Figure data in JSON:

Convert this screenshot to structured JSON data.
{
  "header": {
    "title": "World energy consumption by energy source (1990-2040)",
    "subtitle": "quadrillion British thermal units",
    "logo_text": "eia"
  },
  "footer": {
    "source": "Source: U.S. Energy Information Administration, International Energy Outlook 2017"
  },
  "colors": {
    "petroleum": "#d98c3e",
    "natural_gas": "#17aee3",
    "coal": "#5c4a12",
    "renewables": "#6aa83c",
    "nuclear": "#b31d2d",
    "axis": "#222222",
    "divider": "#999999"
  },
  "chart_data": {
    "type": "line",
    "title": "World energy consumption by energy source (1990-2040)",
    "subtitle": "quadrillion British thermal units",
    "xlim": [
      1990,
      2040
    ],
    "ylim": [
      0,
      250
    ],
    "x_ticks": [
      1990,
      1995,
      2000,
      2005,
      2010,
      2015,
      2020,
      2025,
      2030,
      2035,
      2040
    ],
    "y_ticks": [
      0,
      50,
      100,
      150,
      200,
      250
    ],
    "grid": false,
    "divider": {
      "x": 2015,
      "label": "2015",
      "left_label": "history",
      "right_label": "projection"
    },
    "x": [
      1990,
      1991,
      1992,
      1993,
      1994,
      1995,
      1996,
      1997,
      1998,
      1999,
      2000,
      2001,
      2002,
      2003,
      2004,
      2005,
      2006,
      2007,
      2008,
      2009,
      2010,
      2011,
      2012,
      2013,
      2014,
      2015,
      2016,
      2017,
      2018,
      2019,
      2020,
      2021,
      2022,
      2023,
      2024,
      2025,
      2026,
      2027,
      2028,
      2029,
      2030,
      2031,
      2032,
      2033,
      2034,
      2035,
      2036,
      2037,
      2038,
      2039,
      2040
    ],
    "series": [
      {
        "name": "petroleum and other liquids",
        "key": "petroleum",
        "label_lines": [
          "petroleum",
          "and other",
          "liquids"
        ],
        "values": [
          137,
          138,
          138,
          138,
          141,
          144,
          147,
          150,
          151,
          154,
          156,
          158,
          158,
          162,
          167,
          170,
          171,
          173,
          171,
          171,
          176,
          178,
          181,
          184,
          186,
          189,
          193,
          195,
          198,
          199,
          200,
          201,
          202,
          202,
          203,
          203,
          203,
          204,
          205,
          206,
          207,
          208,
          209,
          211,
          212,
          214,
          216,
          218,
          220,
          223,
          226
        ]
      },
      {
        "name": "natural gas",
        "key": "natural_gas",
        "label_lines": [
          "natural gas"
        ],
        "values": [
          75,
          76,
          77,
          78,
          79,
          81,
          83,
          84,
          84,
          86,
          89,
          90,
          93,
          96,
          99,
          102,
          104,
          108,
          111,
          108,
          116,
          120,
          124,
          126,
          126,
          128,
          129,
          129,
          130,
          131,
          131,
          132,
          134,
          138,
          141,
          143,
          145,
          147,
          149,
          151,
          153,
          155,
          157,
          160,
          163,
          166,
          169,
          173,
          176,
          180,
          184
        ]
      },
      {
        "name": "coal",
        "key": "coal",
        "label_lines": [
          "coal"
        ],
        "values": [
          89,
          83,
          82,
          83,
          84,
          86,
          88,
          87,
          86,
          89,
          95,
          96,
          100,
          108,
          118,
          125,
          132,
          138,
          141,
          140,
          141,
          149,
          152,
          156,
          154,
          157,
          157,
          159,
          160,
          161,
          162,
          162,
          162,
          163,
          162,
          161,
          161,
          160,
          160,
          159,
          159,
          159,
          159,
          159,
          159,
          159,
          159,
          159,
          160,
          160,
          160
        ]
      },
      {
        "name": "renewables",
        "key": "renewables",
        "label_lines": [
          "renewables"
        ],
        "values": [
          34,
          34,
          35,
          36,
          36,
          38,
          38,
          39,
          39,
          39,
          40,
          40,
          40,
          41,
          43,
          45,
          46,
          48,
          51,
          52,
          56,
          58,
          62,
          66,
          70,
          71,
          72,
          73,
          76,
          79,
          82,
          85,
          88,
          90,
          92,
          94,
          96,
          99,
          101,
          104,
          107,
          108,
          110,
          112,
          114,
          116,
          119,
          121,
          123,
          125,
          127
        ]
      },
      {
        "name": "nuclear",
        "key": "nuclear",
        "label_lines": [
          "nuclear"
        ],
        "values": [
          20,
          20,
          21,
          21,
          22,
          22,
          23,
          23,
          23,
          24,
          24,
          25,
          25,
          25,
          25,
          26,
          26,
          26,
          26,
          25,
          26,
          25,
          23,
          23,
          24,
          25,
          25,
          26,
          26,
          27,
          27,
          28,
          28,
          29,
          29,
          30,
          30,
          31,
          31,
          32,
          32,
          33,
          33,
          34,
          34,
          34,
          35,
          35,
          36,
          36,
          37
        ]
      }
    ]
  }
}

Instructions to follow:
All entries must be repeated verbatim.

Task result:
Convert this screenshot to structured JSON data.
{
  "header": {
    "title": "World energy consumption by energy source (1990-2040)",
    "subtitle": "quadrillion British thermal units",
    "logo_text": "eia"
  },
  "footer": {
    "source": "Source: U.S. Energy Information Administration, International Energy Outlook 2017"
  },
  "colors": {
    "petroleum": "#d98c3e",
    "natural_gas": "#17aee3",
    "coal": "#5c4a12",
    "renewables": "#6aa83c",
    "nuclear": "#b31d2d",
    "axis": "#222222",
    "divider": "#999999"
  },
  "chart_data": {
    "type": "line",
    "title": "World energy consumption by energy source (1990-2040)",
    "subtitle": "quadrillion British thermal units",
    "xlim": [
      1990,
      2040
    ],
    "ylim": [
      0,
      250
    ],
    "x_ticks": [
      1990,
      1995,
      2000,
      2005,
      2010,
      2015,
      2020,
      2025,
      2030,
      2035,
      2040
    ],
    "y_ticks": [
      0,
      50,
      100,
      150,
      200,
      250
    ],
    "grid": false,
    "divider": {
      "x": 2015,
      "label": "2015",
      "left_label": "history",
      "right_label": "projection"
    },
    "x": [
      1990,
      1991,
      1992,
      1993,
      1994,
      1995,
      1996,
      1997,
      1998,
      1999,
      2000,
      2001,
      2002,
      2003,
      2004,
      2005,
      2006,
      2007,
      2008,
      2009,
      2010,
      2011,
      2012,
      2013,
      2014,
      2015,
      2016,
      2017,
      2018,
      2019,
      2020,
      2021,
      2022,
      2023,
      2024,
      2025,
      2026,
      2027,
      2028,
      2029,
      2030,
      2031,
      2032,
      2033,
      2034,
      2035,
      2036,
      2037,
      2038,
      2039,
      2040
    ],
    "series": [
      {
        "name": "petroleum and other liquids",
        "key": "petroleum",
        "label_lines": [
          "petroleum",
          "and other",
          "liquids"
        ],
        "values": [
          137,
          138,
          138,
          138,
          141,
          144,
          147,
          150,
          151,
          154,
          156,
          158,
          158,
          162,
          167,
          170,
          171,
          173,
          171,
          171,
          176,
          178,
          181,
          184,
          186,
          189,
          193,
          195,
          198,
          199,
          200,
          201,
          202,
          202,
          203,
          203,
          203,
          204,
          205,
          206,
          207,
          208,
          209,
          211,
          212,
          214,
          216,
          218,
          220,
          223,
          226
        ]
      },
      {
        "name": "natural gas",
        "key": "natural_gas",
        "label_lines": [
          "natural gas"
        ],
        "values": [
          75,
          76,
          77,
          78,
          79,
          81,
          83,
          84,
          84,
          86,
          89,
          90,
          93,
          96,
          99,
          102,
          104,
          108,
          111,
          108,
          116,
          120,
          124,
          126,
          126,
          128,
          129,
          129,
          130,
          131,
          131,
          132,
          134,
          138,
          141,
          143,
          145,
          147,
          149,
          151,
          153,
          155,
          157,
          160,
          163,
          166,
          169,
          173,
          176,
          180,
          184
        ]
      },
      {
        "name": "coal",
        "key": "coal",
        "label_lines": [
          "coal"
        ],
        "values": [
          89,
          83,
          82,
          83,
          84,
          86,
          88,
          87,
          86,
          89,
          95,
          96,
          100,
          108,
          118,
          125,
          132,
          138,
          141,
          140,
          141,
          149,
          152,
          156,
          154,
          157,
          157,
          159,
          160,
          161,
          162,
          162,
          162,
          163,
          162,
          161,
          161,
          160,
          160,
          159,
          159,
          159,
          159,
          159,
          159,
          159,
          159,
          159,
          160,
          160,
          160
        ]
      },
      {
        "name": "renewables",
        "key": "renewables",
        "label_lines": [
          "renewables"
        ],
        "values": [
          34,
          34,
          35,
          36,
          36,
          38,
          38,
          39,
          39,
          39,
          40,
          40,
          40,
          41,
          43,
          45,
          46,
          48,
          51,
          52,
          56,
          58,
          62,
          66,
          70,
          71,
          72,
          73,
          76,
          79,
          82,
          85,
          88,
          90,
          92,
          94,
          96,
          99,
          101,
          104,
          107,
          108,
          110,
          112,
          114,
          116,
          119,
          121,
          123,
          125,
          127
        ]
      },
      {
        "name": "nuclear",
        "key": "nuclear",
        "label_lines": [
          "nuclear"
        ],
        "values": [
          20,
          20,
          21,
          21,
          22,
          22,
          23,
          23,
          23,
          24,
          24,
          25,
          25,
          25,
          25,
          26,
          26,
          26,
          26,
          25,
          26,
          25,
          23,
          23,
          24,
          25,
          25,
          26,
          26,
          27,
          27,
          28,
          28,
          29,
          29,
          30,
          30,
          31,
          31,
          32,
          32,
          33,
          33,
          34,
          34,
          34,
          35,
          35,
          36,
          36,
          37
        ]
      }
    ]
  }
}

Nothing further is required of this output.